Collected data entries
start
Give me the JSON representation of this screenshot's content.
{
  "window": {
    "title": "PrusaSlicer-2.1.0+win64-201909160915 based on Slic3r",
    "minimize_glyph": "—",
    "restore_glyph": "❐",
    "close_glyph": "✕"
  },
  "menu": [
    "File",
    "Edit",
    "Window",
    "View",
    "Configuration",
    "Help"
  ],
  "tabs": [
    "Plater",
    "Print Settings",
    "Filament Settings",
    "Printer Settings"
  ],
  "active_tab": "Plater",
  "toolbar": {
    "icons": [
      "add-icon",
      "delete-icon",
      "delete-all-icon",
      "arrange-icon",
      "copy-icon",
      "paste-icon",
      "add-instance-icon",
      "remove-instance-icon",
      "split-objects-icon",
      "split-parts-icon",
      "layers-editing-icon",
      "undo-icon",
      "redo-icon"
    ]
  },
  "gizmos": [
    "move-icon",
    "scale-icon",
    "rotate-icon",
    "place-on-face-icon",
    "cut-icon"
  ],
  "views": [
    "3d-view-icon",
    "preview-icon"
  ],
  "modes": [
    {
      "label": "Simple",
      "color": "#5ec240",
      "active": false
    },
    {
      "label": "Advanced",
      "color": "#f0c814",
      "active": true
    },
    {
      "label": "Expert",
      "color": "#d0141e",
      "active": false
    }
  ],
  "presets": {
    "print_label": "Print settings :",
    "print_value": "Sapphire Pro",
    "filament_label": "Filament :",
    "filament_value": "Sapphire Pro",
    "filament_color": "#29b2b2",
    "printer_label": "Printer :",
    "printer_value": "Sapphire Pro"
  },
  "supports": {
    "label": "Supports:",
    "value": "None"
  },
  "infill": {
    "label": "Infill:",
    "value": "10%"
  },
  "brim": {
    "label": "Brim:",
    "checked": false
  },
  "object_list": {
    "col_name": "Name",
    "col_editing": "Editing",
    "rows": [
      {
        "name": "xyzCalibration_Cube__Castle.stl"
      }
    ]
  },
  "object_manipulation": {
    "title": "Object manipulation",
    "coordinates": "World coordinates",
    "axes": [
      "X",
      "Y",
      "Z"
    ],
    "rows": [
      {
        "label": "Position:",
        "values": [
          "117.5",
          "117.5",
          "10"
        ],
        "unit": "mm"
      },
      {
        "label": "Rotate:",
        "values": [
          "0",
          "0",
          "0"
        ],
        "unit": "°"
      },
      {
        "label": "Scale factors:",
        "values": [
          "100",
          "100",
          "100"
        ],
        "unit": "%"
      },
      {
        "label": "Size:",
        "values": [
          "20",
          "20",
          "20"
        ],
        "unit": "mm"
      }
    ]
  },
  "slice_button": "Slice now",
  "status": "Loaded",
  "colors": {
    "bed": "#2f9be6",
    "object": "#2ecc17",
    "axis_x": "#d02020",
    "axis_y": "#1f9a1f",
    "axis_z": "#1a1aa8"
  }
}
end
▶ [REQUEST]
Write all of the records out again exactly.

▶ [ANSWER TO THE TASK]
Give me the JSON representation of this screenshot's content.
{
  "window": {
    "title": "PrusaSlicer-2.1.0+win64-201909160915 based on Slic3r",
    "minimize_glyph": "—",
    "restore_glyph": "❐",
    "close_glyph": "✕"
  },
  "menu": [
    "File",
    "Edit",
    "Window",
    "View",
    "Configuration",
    "Help"
  ],
  "tabs": [
    "Plater",
    "Print Settings",
    "Filament Settings",
    "Printer Settings"
  ],
  "active_tab": "Plater",
  "toolbar": {
    "icons": [
      "add-icon",
      "delete-icon",
      "delete-all-icon",
      "arrange-icon",
      "copy-icon",
      "paste-icon",
      "add-instance-icon",
      "remove-instance-icon",
      "split-objects-icon",
      "split-parts-icon",
      "layers-editing-icon",
      "undo-icon",
      "redo-icon"
    ]
  },
  "gizmos": [
    "move-icon",
    "scale-icon",
    "rotate-icon",
    "place-on-face-icon",
    "cut-icon"
  ],
  "views": [
    "3d-view-icon",
    "preview-icon"
  ],
  "modes": [
    {
      "label": "Simple",
      "color": "#5ec240",
      "active": false
    },
    {
      "label": "Advanced",
      "color": "#f0c814",
      "active": true
    },
    {
      "label": "Expert",
      "color": "#d0141e",
      "active": false
    }
  ],
  "presets": {
    "print_label": "Print settings :",
    "print_value": "Sapphire Pro",
    "filament_label": "Filament :",
    "filament_value": "Sapphire Pro",
    "filament_color": "#29b2b2",
    "printer_label": "Printer :",
    "printer_value": "Sapphire Pro"
  },
  "supports": {
    "label": "Supports:",
    "value": "None"
  },
  "infill": {
    "label": "Infill:",
    "value": "10%"
  },
  "brim": {
    "label": "Brim:",
    "checked": false
  },
  "object_list": {
    "col_name": "Name",
    "col_editing": "Editing",
    "rows": [
      {
        "name": "xyzCalibration_Cube__Castle.stl"
      }
    ]
  },
  "object_manipulation": {
    "title": "Object manipulation",
    "coordinates": "World coordinates",
    "axes": [
      "X",
      "Y",
      "Z"
    ],
    "rows": [
      {
        "label": "Position:",
        "values": [
          "117.5",
          "117.5",
          "10"
        ],
        "unit": "mm"
      },
      {
        "label": "Rotate:",
        "values": [
          "0",
          "0",
          "0"
        ],
        "unit": "°"
      },
      {
        "label": "Scale factors:",
        "values": [
          "100",
          "100",
          "100"
        ],
        "unit": "%"
      },
      {
        "label": "Size:",
        "values": [
          "20",
          "20",
          "20"
        ],
        "unit": "mm"
      }
    ]
  },
  "slice_button": "Slice now",
  "status": "Loaded",
  "colors": {
    "bed": "#2f9be6",
    "object": "#2ecc17",
    "axis_x": "#d02020",
    "axis_y": "#1f9a1f",
    "axis_z": "#1a1aa8"
  }
}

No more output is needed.